Every line holding the string "start" is to be copied from the entries below.

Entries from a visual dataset
════════
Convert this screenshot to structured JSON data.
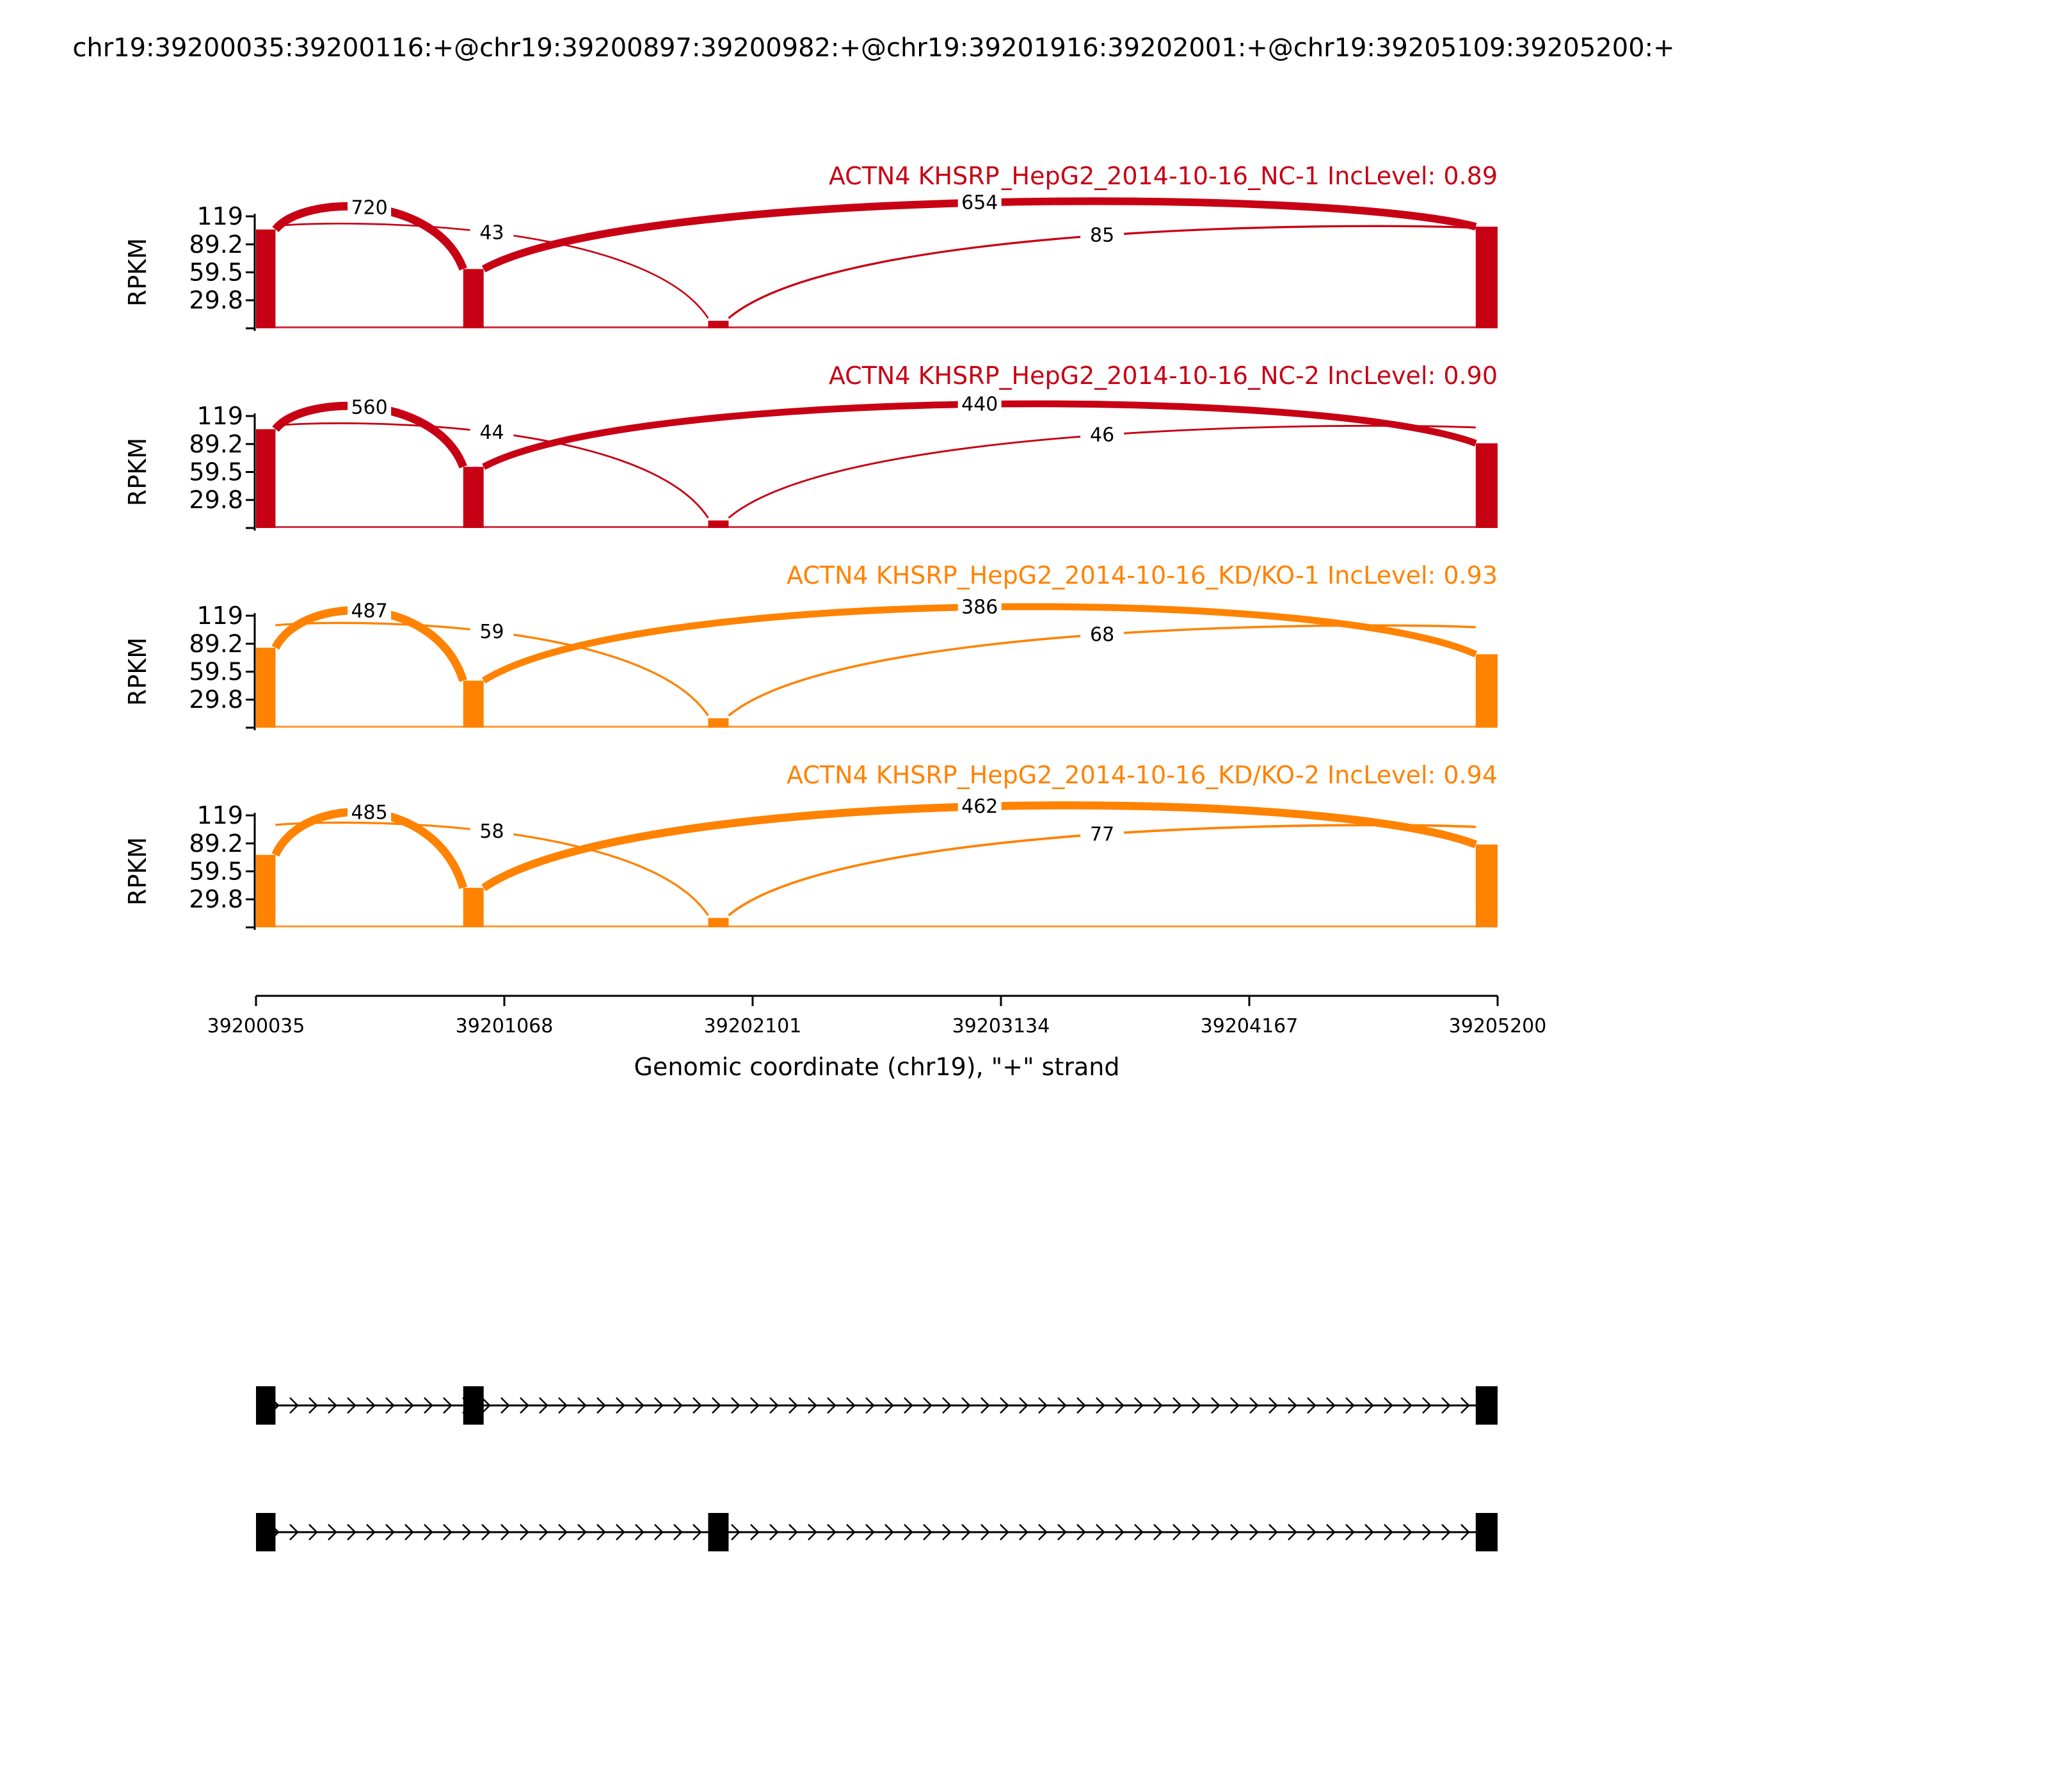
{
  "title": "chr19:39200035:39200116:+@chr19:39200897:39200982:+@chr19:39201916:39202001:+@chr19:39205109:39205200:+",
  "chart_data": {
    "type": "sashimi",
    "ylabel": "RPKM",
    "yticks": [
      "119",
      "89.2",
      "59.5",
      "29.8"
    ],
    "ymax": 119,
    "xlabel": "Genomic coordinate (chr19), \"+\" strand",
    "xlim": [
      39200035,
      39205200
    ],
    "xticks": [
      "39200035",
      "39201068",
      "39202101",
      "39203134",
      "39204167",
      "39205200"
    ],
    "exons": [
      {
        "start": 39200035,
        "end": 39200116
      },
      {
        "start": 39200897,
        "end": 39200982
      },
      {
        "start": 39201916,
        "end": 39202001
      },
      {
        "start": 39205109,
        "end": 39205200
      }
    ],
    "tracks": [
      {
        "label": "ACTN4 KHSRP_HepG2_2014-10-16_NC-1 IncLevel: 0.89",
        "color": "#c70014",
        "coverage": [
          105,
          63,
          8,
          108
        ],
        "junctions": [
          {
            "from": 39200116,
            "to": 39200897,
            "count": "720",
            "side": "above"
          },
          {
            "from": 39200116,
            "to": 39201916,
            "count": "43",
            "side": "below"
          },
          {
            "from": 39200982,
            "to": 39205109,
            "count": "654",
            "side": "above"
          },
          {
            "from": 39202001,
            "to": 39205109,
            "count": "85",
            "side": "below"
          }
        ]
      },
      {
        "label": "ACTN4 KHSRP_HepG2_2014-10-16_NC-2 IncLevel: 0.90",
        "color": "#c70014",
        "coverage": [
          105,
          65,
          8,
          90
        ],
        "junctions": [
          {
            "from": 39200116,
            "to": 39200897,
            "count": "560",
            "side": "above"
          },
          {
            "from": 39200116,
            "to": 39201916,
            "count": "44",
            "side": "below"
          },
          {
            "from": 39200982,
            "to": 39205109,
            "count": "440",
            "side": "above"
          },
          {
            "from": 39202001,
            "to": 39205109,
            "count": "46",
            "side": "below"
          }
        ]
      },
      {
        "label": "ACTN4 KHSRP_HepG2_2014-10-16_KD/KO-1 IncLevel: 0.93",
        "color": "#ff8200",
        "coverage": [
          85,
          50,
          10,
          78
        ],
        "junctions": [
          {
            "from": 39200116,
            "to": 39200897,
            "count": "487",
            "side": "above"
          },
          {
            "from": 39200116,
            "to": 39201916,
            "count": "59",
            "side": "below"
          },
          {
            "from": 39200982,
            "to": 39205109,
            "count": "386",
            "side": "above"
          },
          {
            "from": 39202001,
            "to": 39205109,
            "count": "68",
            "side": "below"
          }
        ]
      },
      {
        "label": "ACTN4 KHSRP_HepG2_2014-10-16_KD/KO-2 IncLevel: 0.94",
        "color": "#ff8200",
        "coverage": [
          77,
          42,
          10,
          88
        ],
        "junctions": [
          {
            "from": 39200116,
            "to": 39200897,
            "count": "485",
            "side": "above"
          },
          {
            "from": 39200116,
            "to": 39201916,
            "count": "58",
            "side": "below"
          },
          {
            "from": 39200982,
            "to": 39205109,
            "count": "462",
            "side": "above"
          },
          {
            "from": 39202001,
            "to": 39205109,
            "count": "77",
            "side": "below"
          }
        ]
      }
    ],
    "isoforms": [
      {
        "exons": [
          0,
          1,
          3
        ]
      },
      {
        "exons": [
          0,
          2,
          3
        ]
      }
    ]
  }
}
════════
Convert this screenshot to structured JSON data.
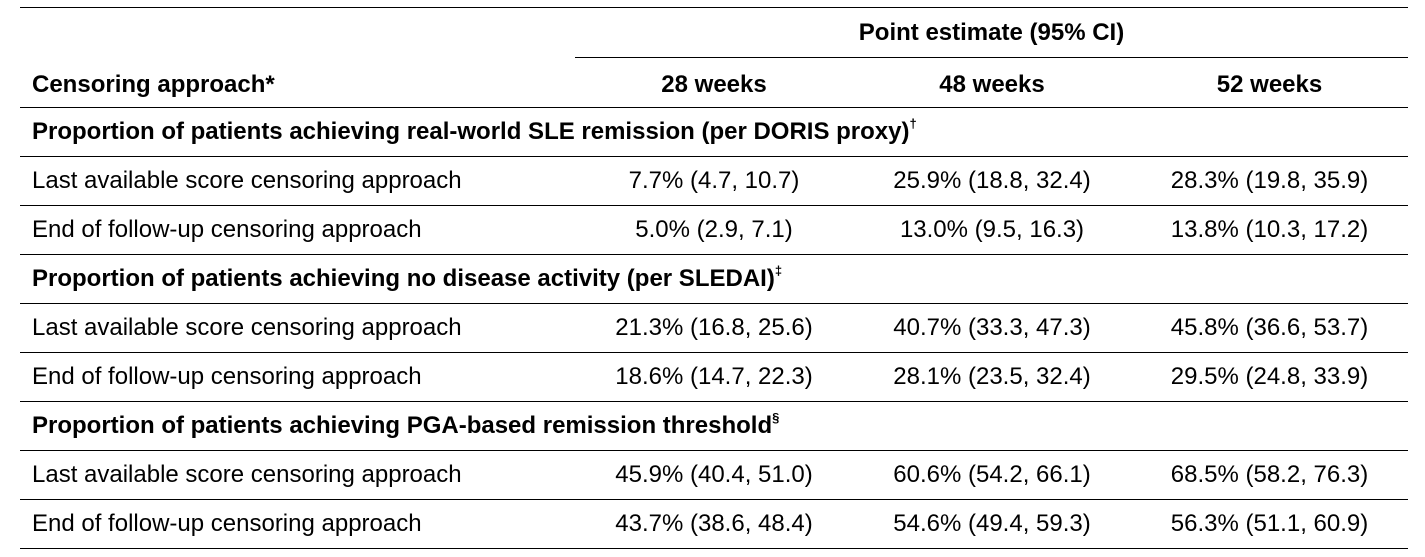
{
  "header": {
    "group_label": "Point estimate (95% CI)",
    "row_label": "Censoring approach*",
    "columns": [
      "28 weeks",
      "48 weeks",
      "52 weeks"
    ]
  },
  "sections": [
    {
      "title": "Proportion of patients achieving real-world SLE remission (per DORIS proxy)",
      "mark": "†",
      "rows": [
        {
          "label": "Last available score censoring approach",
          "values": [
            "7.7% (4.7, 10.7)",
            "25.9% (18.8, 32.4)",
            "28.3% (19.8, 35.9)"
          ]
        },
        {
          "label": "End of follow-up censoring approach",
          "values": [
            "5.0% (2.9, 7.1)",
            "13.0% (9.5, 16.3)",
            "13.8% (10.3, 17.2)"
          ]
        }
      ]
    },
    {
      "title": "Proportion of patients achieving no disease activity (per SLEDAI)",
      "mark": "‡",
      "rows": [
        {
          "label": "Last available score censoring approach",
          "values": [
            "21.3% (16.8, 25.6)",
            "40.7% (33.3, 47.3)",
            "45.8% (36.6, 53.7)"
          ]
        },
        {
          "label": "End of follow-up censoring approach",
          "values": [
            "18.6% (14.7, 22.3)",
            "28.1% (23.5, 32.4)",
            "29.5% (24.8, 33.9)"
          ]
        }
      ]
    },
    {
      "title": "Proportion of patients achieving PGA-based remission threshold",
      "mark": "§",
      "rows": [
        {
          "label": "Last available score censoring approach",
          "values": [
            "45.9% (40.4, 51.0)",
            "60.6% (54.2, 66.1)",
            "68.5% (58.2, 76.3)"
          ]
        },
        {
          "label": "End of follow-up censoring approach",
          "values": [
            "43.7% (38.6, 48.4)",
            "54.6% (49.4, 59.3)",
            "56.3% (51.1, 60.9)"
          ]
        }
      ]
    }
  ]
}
════════
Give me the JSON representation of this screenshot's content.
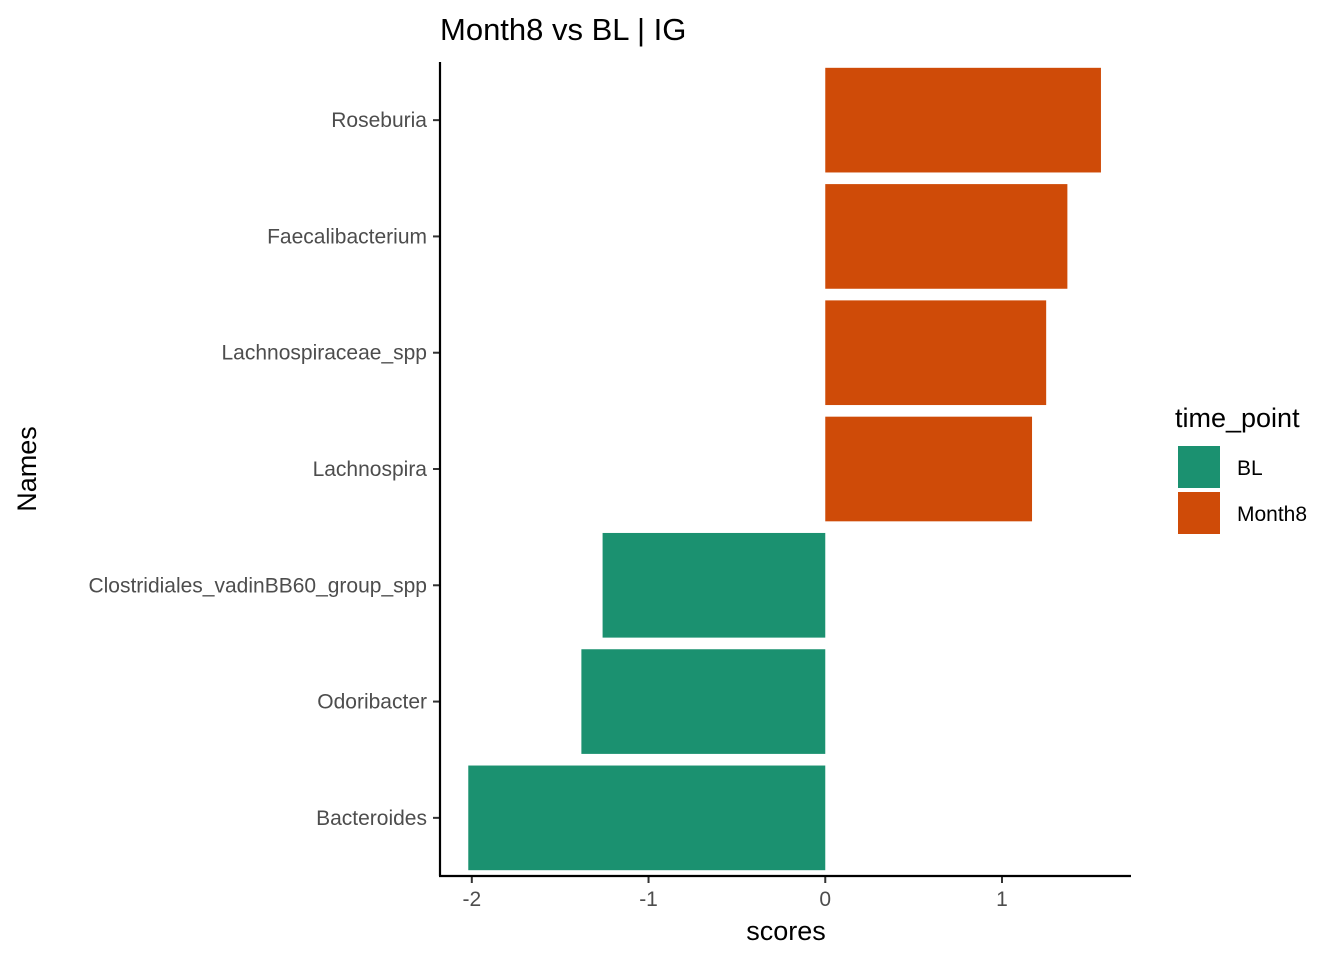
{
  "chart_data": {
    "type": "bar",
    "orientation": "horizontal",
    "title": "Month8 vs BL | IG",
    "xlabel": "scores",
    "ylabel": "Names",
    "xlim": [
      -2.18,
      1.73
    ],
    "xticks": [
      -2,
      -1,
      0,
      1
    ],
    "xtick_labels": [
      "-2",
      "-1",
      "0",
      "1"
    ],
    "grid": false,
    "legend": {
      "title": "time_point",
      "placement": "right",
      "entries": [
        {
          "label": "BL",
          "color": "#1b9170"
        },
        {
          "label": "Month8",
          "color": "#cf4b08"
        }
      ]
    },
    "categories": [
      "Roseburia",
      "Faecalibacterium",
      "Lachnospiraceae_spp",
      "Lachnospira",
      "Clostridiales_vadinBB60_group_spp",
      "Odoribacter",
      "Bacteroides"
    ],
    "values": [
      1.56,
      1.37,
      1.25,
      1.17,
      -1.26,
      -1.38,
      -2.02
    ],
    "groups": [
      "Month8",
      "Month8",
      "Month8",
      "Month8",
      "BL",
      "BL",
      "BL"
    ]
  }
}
════════
ANSWER
        "start": 39200035,
        "start": 39200897,
        "start": 39201916,
        "start": 39205109,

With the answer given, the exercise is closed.